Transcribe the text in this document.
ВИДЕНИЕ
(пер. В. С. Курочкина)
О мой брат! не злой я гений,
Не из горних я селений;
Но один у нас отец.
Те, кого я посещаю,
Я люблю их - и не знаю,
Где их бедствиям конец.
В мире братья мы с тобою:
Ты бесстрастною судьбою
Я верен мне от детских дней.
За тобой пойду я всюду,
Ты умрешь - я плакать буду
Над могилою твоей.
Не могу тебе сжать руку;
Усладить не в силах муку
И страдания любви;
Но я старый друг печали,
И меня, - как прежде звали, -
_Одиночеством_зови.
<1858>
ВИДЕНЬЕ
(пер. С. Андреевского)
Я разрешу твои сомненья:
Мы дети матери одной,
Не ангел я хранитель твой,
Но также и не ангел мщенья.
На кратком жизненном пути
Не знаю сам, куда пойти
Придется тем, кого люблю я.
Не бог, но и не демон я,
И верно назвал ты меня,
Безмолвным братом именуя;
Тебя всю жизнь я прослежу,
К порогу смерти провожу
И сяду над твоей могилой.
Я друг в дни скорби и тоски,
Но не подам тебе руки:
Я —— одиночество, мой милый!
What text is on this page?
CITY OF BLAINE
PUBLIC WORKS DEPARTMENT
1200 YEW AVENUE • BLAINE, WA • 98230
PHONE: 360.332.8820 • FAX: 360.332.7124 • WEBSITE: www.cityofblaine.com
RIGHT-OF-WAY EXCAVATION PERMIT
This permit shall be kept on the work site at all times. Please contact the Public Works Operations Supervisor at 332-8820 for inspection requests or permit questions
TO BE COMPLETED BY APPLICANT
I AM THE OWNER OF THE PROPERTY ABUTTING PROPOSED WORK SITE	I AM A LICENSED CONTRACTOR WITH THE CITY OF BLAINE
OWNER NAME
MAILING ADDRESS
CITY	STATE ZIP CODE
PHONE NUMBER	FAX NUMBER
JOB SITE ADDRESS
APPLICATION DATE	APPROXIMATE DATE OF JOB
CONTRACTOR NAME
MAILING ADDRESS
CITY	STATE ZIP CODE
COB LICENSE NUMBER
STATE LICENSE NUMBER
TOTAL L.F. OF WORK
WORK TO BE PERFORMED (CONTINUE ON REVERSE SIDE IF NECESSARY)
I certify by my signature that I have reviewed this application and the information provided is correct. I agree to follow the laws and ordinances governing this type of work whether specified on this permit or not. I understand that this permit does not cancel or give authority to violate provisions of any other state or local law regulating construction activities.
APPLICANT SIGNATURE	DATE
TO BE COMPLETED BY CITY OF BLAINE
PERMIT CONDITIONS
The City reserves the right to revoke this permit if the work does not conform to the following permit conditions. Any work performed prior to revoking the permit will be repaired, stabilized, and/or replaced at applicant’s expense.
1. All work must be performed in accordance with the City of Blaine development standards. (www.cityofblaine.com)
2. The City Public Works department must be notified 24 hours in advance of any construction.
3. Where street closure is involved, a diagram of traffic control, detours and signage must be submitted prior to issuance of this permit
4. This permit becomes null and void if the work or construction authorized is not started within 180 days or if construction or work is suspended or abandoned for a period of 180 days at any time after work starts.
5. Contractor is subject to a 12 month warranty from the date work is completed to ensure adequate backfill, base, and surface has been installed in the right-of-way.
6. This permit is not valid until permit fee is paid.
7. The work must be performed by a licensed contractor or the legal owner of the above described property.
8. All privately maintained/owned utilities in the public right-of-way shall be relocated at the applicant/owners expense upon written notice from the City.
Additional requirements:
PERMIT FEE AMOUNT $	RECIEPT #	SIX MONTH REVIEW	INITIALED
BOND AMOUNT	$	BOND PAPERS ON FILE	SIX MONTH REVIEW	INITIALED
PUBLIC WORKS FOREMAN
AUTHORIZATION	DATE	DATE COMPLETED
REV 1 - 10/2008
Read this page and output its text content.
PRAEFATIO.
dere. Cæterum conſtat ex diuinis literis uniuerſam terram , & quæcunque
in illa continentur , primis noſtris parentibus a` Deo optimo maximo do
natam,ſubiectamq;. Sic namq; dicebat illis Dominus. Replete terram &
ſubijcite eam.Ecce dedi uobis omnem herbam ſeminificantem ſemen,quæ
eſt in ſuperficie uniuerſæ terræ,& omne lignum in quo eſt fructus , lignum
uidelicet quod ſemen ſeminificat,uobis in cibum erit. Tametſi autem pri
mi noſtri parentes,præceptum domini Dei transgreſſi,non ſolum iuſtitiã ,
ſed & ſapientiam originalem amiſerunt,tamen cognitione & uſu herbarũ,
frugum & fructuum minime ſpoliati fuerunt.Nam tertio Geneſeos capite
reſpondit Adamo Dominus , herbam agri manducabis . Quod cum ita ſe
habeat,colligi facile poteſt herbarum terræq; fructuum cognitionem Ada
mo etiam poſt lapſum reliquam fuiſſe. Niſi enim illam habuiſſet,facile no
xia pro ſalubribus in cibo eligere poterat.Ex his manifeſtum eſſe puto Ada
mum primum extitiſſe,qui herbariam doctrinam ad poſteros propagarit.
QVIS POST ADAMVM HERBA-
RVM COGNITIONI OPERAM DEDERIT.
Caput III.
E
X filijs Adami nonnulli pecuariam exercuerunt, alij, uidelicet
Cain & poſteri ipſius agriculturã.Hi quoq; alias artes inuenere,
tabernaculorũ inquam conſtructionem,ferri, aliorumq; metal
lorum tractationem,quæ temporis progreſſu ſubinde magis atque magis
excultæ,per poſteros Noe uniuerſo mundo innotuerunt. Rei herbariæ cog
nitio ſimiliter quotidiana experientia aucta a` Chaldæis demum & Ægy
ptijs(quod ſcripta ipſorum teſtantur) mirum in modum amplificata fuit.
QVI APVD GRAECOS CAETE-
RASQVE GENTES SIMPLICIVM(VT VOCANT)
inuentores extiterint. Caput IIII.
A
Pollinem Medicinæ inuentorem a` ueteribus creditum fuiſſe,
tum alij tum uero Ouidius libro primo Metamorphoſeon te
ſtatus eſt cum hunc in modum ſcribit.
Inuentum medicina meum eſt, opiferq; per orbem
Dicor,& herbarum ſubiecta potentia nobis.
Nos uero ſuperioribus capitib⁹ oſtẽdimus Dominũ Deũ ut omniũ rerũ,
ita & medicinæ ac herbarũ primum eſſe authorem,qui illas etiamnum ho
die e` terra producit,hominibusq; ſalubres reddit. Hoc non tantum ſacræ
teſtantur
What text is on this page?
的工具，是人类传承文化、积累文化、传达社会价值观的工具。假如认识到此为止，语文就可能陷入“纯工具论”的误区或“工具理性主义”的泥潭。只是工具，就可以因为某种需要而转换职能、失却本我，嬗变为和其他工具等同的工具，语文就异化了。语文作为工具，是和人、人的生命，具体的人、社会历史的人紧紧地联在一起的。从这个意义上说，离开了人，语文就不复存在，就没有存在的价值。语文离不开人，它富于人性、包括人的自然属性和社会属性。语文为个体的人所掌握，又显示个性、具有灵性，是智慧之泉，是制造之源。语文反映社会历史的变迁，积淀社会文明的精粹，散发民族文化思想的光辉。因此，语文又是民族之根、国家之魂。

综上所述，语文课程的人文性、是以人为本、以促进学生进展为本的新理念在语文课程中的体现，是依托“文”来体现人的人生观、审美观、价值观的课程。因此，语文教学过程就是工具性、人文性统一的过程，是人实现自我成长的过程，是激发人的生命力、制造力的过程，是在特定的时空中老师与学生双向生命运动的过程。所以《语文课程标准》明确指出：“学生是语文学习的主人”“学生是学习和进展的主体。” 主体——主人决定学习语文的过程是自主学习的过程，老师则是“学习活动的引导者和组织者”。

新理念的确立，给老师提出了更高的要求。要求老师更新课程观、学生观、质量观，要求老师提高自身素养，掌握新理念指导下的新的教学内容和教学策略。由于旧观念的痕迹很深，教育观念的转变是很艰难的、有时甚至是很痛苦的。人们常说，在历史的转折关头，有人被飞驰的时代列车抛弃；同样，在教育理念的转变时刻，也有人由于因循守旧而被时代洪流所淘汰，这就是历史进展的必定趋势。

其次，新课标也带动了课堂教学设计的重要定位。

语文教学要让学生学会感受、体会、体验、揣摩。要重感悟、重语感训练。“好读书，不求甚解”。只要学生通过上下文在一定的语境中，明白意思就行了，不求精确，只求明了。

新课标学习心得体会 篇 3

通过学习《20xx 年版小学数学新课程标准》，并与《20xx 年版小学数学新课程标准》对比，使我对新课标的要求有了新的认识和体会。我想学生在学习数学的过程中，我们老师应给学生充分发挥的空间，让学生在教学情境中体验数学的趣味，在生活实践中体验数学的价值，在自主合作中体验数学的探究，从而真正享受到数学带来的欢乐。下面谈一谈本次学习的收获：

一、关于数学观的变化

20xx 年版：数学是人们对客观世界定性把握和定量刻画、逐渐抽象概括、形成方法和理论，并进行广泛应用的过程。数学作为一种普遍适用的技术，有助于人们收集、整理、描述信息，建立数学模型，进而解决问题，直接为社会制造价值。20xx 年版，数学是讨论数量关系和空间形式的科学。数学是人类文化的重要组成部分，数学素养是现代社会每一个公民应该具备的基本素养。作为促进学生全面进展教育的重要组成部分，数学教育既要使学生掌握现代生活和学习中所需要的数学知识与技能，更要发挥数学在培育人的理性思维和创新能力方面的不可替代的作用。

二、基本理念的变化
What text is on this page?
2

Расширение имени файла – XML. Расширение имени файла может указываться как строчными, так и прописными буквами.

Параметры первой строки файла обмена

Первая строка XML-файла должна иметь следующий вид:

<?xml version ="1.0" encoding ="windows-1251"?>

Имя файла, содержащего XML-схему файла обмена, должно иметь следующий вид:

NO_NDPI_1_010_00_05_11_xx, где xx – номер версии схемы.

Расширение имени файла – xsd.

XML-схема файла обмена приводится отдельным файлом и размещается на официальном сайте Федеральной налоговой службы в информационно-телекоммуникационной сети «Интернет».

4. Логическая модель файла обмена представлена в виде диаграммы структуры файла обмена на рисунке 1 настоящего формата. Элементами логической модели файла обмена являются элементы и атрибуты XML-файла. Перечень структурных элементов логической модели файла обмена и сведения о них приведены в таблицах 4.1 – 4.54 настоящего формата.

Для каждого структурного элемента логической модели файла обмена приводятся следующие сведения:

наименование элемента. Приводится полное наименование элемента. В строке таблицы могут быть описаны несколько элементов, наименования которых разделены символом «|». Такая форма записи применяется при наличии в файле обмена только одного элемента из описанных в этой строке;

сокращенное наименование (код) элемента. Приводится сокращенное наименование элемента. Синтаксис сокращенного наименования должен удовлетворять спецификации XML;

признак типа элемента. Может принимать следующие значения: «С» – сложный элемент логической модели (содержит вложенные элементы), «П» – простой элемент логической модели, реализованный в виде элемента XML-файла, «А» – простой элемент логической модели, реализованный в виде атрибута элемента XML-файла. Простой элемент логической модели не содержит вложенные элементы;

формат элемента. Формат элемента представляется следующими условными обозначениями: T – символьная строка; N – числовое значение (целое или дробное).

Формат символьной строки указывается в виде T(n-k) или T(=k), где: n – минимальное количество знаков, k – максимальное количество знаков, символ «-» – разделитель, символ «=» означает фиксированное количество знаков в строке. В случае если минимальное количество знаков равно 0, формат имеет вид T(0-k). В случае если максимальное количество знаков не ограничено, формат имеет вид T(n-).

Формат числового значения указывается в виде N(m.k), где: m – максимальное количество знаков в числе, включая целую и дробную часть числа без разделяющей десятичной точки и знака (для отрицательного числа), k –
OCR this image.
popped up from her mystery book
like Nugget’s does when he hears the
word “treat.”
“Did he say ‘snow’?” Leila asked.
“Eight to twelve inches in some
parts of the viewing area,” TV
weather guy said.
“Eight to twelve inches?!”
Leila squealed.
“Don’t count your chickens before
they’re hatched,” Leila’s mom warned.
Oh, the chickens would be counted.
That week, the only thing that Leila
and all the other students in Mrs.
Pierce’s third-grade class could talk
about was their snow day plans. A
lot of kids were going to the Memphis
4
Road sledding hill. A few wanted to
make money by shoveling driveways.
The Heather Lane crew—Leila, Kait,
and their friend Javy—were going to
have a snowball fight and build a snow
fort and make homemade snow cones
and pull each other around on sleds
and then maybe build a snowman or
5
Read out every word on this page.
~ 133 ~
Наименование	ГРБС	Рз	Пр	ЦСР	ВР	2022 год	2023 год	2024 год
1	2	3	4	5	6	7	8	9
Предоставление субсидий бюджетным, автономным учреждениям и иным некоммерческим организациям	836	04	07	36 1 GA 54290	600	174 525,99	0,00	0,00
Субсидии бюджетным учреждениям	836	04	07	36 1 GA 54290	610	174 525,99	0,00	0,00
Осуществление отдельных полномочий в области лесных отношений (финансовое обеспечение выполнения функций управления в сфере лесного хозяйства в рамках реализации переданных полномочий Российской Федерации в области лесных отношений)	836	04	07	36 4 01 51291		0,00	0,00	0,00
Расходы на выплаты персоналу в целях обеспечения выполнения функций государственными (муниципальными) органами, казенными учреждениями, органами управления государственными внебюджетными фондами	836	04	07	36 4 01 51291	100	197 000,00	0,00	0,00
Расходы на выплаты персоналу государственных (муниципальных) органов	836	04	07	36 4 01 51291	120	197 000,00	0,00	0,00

■ To do: Among the lines of the data, identify those with the word "herbam". Copy each of them.

■ Written solution:
ſubijcite eam.Ecce dedi uobis omnem herbam ſeminificantem ſemen,quæ
reſpondit Adamo Dominus , herbam agri manducabis . Quod cum ita ſe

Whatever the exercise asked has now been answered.